## [Exercise instructions]
Your task is to copy each line of the records that includes the string "står".

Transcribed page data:
┄┄┄┄┄┄
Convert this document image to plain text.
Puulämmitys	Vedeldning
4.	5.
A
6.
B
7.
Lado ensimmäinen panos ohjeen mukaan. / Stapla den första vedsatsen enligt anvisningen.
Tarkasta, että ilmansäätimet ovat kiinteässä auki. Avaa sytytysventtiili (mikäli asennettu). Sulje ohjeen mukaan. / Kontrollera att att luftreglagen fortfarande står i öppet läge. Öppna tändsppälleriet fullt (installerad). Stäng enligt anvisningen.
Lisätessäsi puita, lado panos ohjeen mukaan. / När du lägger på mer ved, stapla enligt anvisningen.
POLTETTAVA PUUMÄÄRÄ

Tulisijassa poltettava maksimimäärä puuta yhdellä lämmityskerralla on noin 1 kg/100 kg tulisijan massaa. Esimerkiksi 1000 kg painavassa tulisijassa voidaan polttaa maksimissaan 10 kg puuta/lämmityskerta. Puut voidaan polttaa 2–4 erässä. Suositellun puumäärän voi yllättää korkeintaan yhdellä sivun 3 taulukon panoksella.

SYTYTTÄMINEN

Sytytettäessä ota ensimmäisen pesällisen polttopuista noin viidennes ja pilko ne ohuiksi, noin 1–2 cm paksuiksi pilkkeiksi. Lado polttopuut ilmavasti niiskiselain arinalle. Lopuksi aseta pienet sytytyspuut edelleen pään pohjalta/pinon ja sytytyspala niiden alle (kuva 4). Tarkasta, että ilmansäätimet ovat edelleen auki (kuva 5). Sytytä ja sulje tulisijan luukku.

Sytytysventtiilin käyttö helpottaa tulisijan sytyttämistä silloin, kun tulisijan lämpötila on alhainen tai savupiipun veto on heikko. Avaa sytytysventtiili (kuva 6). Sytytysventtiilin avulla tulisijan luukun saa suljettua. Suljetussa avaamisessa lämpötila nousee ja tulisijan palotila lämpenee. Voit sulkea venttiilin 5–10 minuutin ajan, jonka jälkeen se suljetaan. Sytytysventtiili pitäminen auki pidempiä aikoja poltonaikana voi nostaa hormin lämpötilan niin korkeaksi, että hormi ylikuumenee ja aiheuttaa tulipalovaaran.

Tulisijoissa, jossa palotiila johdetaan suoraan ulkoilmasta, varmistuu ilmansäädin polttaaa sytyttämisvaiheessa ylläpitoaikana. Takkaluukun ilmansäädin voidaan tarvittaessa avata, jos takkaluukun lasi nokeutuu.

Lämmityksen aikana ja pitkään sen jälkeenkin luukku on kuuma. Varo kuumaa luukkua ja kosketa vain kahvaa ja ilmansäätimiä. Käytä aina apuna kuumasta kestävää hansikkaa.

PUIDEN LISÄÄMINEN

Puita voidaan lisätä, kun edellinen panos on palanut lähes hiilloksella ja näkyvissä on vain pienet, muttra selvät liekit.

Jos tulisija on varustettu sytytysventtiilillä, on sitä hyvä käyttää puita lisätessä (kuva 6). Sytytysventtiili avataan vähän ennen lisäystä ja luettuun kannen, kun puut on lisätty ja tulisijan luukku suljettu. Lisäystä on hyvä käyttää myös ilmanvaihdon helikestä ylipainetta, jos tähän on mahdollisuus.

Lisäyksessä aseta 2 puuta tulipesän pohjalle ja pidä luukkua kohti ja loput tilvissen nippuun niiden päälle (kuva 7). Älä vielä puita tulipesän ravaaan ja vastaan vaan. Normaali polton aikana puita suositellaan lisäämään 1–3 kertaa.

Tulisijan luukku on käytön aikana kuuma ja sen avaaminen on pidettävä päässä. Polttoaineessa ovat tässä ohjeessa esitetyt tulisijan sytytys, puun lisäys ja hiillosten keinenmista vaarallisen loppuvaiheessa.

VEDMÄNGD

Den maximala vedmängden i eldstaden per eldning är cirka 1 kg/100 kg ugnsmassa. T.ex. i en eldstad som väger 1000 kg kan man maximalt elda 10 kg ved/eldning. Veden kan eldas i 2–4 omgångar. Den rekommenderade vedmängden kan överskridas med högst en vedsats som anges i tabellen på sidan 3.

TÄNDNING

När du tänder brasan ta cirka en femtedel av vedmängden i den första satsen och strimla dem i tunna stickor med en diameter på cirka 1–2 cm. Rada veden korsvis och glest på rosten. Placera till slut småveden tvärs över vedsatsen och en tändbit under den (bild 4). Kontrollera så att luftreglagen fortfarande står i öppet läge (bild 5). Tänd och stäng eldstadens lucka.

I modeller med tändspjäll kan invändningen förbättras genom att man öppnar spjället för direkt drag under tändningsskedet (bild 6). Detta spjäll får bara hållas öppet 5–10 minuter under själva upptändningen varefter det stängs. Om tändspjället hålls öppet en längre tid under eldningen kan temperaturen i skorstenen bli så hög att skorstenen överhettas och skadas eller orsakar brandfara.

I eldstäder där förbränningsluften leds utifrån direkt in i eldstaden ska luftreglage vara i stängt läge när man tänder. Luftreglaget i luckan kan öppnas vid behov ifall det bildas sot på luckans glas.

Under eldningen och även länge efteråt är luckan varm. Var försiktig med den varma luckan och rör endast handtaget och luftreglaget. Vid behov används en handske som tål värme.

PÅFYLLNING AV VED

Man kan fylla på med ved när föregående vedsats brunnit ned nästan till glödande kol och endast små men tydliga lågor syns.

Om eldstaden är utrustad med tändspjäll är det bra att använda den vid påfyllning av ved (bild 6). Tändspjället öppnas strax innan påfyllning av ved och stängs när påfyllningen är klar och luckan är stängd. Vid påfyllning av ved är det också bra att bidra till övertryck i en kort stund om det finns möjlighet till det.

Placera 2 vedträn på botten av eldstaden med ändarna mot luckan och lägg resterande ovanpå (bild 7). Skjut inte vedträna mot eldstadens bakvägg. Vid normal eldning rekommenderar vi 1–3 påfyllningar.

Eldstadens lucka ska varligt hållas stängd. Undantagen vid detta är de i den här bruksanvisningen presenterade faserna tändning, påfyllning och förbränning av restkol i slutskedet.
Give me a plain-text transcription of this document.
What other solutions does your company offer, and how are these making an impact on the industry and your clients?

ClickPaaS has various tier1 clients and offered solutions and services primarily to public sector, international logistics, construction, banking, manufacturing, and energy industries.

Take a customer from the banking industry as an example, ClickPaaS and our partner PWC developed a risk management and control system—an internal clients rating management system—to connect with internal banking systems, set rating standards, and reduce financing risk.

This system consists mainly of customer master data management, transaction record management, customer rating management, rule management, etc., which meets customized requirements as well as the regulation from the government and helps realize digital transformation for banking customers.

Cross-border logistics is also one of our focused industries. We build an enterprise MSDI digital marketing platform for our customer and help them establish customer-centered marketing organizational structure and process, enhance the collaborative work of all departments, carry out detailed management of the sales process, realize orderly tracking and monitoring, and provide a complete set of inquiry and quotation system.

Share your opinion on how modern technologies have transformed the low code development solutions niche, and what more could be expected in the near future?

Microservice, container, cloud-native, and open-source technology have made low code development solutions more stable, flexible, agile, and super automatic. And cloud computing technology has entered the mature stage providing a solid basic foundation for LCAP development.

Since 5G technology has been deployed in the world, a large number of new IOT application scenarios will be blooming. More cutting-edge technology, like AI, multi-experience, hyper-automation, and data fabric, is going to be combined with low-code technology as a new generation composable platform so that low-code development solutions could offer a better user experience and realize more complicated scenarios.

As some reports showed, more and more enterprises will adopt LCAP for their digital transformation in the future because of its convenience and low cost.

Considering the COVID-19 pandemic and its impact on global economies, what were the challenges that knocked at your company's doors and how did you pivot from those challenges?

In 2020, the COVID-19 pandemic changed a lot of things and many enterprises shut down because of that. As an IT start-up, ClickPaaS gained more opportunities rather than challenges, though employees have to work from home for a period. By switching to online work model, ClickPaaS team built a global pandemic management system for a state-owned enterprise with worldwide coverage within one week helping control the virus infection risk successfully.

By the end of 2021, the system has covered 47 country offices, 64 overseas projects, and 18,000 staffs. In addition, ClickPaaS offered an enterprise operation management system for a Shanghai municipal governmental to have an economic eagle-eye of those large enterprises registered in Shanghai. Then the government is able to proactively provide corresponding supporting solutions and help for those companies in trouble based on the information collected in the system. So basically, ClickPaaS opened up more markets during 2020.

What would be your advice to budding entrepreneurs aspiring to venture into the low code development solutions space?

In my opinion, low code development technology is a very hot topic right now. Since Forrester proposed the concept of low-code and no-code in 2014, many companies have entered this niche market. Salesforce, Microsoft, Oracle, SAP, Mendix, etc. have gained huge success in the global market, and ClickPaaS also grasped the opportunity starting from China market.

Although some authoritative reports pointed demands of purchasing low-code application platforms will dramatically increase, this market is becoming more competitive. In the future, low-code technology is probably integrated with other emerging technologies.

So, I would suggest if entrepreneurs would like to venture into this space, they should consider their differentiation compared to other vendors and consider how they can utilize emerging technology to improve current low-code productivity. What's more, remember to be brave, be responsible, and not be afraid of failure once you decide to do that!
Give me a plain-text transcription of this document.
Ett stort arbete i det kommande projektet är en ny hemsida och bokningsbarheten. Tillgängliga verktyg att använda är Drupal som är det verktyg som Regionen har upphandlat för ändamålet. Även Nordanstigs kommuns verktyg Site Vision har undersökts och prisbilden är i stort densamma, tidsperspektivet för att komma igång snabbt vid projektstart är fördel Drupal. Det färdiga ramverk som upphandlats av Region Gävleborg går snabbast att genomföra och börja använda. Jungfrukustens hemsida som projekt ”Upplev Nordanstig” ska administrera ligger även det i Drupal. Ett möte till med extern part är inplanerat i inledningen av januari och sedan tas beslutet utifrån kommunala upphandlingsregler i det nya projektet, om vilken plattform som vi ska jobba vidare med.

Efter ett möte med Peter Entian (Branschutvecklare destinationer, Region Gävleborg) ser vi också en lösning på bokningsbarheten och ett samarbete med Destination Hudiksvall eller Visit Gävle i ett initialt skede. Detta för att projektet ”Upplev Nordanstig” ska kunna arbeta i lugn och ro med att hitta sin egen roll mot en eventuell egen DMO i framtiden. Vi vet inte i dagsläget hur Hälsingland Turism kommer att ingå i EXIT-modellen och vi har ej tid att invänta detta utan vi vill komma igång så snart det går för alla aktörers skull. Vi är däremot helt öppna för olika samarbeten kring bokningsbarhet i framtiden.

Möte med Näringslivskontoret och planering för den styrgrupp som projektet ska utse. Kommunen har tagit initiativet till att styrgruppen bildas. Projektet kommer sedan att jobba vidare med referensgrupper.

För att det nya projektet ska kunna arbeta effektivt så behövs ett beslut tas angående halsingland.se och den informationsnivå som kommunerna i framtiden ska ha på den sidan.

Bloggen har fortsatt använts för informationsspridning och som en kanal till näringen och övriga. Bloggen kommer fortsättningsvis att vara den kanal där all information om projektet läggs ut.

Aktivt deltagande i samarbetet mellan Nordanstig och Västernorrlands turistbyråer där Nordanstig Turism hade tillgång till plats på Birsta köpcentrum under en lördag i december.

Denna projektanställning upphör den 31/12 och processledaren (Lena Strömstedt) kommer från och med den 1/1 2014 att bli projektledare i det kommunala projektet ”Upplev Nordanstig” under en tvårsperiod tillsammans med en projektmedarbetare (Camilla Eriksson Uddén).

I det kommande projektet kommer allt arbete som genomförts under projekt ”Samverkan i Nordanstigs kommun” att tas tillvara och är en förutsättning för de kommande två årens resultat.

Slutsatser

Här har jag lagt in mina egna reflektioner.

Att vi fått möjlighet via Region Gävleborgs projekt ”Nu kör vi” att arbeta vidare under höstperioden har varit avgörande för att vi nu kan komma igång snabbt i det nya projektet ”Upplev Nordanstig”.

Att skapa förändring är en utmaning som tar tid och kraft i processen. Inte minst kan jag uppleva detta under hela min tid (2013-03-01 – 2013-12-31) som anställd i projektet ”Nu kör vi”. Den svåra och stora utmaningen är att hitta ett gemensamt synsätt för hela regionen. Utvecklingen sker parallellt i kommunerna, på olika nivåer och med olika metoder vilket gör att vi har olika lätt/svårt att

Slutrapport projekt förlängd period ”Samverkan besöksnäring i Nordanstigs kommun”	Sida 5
┄┄┄┄┄┄
## [Written solution]
Tarkasta, että ilmansäätimet ovat kiinteässä auki. Avaa sytytysventtiili (mikäli asennettu). Sulje ohjeen mukaan. / Kontrollera att att luftreglagen fortfarande står i öppet läge. Öppna tändsppälleriet fullt (installerad). Stäng enligt anvisningen.
När du tänder brasan ta cirka en femtedel av vedmängden i den första satsen och strimla dem i tunna stickor med en diameter på cirka 1–2 cm. Rada veden korsvis och glest på rosten. Placera till slut småveden tvärs över vedsatsen och en tändbit under den (bild 4). Kontrollera så att luftreglagen fortfarande står i öppet läge (bild 5). Tänd och stäng eldstadens lucka.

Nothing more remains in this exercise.